[Figure contents as structured data]
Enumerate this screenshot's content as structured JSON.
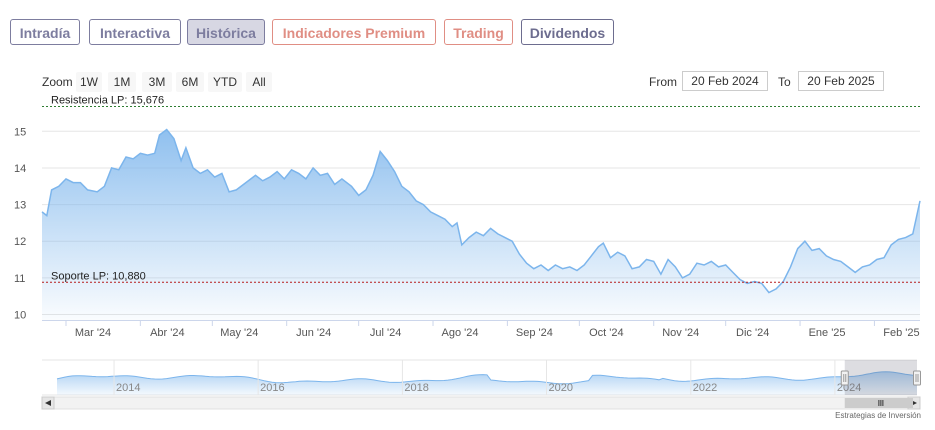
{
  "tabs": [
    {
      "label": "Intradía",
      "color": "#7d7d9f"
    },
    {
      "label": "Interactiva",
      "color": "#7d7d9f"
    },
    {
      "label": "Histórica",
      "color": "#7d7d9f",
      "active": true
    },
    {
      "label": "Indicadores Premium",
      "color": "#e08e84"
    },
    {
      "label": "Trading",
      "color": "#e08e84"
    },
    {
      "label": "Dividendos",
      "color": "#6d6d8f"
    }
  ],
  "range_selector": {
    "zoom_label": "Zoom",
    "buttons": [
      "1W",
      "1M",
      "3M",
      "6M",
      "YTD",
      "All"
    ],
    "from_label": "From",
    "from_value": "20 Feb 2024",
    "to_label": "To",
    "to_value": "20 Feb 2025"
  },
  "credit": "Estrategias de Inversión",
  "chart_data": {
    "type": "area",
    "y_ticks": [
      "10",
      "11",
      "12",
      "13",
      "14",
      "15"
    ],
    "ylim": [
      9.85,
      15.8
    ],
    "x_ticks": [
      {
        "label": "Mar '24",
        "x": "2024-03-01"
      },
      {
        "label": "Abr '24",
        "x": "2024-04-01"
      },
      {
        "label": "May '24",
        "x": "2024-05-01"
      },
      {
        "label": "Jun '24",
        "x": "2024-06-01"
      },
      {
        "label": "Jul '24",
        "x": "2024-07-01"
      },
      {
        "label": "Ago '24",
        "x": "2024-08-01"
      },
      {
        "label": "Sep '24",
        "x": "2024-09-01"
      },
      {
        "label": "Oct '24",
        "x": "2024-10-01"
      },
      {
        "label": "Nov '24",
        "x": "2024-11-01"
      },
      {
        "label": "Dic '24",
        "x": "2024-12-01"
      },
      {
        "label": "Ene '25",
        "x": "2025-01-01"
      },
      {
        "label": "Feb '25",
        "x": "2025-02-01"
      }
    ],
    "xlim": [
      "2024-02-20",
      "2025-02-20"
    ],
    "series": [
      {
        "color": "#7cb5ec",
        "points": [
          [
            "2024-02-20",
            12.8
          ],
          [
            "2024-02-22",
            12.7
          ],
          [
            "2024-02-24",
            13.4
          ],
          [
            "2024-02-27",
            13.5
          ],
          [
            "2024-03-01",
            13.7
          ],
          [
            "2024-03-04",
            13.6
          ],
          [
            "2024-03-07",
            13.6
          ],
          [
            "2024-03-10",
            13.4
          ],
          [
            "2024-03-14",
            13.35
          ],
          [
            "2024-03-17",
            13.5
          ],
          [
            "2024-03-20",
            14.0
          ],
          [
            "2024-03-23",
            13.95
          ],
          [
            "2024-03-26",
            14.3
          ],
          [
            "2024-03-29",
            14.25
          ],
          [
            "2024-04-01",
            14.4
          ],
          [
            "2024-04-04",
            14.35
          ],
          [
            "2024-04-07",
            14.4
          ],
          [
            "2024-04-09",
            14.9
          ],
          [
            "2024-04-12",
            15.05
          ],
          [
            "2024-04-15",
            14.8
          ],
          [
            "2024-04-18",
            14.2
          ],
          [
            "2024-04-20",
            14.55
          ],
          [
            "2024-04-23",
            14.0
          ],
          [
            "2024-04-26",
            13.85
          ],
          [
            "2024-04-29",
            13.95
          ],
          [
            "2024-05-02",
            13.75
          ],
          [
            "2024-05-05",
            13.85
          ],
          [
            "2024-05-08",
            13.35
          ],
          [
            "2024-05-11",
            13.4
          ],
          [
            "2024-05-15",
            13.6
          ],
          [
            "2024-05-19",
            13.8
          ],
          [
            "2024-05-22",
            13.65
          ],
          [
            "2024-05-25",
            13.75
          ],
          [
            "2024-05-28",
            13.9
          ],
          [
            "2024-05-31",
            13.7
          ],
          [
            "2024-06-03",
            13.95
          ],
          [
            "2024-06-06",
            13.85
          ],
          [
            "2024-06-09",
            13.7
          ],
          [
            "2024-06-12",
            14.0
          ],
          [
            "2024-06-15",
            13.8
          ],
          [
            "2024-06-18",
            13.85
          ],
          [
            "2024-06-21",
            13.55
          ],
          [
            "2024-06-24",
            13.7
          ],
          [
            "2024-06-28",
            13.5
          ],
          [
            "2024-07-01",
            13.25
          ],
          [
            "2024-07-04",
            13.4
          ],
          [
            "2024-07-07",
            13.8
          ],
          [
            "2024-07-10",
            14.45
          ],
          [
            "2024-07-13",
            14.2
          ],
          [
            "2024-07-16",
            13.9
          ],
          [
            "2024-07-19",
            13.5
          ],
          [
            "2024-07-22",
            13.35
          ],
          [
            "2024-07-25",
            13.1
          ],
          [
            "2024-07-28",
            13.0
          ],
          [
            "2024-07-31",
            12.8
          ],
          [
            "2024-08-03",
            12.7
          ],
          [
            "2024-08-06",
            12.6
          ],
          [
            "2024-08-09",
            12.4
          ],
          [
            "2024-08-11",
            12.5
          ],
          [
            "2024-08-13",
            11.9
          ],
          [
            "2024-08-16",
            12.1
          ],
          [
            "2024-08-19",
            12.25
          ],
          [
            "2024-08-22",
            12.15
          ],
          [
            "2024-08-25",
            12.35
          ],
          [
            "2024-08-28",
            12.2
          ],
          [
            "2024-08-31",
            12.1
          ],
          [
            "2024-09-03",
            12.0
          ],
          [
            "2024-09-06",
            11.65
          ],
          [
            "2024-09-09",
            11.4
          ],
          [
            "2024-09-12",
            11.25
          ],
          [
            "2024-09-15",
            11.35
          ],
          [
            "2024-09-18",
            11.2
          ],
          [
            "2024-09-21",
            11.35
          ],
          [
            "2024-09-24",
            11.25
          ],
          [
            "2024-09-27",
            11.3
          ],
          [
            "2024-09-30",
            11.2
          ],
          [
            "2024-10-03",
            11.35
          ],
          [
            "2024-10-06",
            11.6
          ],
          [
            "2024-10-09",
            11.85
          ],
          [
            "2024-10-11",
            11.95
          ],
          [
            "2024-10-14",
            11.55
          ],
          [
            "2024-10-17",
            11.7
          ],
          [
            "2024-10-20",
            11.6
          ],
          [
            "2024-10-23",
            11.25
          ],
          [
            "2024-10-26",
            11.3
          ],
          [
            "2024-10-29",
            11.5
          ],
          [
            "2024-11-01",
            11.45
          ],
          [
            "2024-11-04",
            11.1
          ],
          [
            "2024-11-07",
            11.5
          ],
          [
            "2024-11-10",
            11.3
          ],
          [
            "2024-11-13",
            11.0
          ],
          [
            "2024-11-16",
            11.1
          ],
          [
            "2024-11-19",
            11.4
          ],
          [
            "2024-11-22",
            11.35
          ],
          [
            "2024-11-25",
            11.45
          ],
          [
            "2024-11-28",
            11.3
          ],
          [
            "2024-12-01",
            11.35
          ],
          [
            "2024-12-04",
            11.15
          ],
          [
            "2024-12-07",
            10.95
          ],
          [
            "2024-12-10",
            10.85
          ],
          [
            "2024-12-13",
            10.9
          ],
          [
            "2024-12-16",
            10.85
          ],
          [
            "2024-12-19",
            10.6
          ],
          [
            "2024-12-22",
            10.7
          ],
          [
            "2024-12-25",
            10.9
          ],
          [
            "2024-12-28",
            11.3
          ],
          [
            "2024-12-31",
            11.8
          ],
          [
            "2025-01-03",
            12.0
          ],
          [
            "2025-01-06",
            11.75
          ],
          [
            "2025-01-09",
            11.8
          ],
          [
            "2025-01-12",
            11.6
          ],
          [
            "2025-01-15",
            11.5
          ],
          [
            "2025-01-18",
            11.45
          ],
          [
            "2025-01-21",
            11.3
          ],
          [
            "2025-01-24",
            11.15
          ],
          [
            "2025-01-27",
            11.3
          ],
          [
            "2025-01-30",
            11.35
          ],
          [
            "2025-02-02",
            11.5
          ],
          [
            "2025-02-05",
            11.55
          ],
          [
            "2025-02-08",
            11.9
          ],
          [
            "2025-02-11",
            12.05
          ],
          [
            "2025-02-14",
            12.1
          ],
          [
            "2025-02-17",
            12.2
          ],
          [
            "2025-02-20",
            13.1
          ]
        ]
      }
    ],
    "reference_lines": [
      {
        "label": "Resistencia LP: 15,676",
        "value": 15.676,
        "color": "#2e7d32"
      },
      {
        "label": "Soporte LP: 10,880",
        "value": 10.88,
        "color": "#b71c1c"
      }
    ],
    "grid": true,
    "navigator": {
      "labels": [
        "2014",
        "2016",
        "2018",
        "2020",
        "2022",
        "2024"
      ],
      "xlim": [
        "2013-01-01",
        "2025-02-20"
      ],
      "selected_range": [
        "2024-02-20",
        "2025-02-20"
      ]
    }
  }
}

...

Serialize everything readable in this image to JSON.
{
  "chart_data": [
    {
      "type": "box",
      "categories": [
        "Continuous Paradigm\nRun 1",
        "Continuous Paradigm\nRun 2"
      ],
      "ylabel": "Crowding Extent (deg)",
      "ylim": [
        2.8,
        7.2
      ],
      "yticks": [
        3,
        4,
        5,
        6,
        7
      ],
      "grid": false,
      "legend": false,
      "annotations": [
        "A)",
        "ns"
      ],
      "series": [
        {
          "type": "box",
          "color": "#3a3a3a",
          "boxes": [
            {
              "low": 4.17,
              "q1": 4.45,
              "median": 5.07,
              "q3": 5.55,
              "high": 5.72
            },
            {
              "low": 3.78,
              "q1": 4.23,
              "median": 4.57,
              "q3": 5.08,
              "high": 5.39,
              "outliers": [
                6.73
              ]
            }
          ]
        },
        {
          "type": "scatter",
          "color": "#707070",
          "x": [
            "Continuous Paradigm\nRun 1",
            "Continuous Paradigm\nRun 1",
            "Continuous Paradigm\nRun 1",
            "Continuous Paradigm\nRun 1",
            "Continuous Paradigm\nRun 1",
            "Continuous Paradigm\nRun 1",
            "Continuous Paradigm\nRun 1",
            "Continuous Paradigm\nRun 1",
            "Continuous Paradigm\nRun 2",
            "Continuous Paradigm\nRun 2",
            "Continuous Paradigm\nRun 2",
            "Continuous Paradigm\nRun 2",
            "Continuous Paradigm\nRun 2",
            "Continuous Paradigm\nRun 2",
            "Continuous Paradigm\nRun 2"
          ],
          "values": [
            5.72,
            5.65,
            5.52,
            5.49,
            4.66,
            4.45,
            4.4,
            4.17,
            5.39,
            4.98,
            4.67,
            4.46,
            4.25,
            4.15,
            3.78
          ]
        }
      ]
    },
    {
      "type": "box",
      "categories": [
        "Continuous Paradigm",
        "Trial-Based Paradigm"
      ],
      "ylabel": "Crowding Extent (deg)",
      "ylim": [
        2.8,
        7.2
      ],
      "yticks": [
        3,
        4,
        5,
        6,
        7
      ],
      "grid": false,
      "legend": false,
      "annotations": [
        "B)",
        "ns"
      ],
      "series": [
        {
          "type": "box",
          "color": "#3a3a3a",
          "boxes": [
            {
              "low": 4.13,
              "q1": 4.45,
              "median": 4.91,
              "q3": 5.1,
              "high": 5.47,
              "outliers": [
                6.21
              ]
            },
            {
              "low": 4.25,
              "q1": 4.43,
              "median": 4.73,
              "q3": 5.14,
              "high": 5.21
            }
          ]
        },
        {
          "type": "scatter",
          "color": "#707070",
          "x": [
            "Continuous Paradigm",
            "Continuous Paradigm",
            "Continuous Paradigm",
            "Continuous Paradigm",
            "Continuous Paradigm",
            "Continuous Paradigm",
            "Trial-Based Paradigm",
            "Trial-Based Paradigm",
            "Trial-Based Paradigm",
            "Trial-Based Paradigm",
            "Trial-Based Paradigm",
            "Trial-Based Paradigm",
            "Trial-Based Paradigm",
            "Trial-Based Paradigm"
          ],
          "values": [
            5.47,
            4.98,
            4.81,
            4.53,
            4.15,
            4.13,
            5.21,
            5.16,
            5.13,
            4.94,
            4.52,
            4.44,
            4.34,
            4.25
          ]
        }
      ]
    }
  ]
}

--

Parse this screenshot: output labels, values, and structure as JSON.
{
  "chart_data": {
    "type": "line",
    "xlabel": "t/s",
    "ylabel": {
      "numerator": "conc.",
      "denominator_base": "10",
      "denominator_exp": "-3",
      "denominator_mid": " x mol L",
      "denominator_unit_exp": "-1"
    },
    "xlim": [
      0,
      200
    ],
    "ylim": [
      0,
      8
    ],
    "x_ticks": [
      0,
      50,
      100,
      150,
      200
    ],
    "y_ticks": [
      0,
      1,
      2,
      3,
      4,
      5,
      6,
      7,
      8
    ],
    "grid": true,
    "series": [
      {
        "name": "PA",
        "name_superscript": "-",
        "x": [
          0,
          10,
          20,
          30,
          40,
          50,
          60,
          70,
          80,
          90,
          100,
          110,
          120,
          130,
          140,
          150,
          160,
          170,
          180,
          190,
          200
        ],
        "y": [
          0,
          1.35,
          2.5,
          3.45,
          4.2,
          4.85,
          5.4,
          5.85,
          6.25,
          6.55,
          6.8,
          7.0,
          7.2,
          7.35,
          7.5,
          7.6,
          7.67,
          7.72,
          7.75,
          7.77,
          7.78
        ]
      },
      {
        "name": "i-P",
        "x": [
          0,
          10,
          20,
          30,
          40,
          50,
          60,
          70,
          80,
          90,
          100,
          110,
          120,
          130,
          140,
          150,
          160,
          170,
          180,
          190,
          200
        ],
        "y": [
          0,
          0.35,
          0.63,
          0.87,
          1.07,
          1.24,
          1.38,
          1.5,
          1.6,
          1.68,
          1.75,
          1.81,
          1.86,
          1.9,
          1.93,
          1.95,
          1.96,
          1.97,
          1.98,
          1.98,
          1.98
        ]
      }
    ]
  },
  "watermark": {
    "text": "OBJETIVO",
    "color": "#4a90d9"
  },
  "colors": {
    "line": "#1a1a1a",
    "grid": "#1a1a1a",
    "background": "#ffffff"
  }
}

- What is expected -
Lines that include the word "median" are to be extracted from the data above.

- Output for this task -
              "median": 5.07,
              "median": 4.57,
              "median": 4.91,
              "median": 4.73,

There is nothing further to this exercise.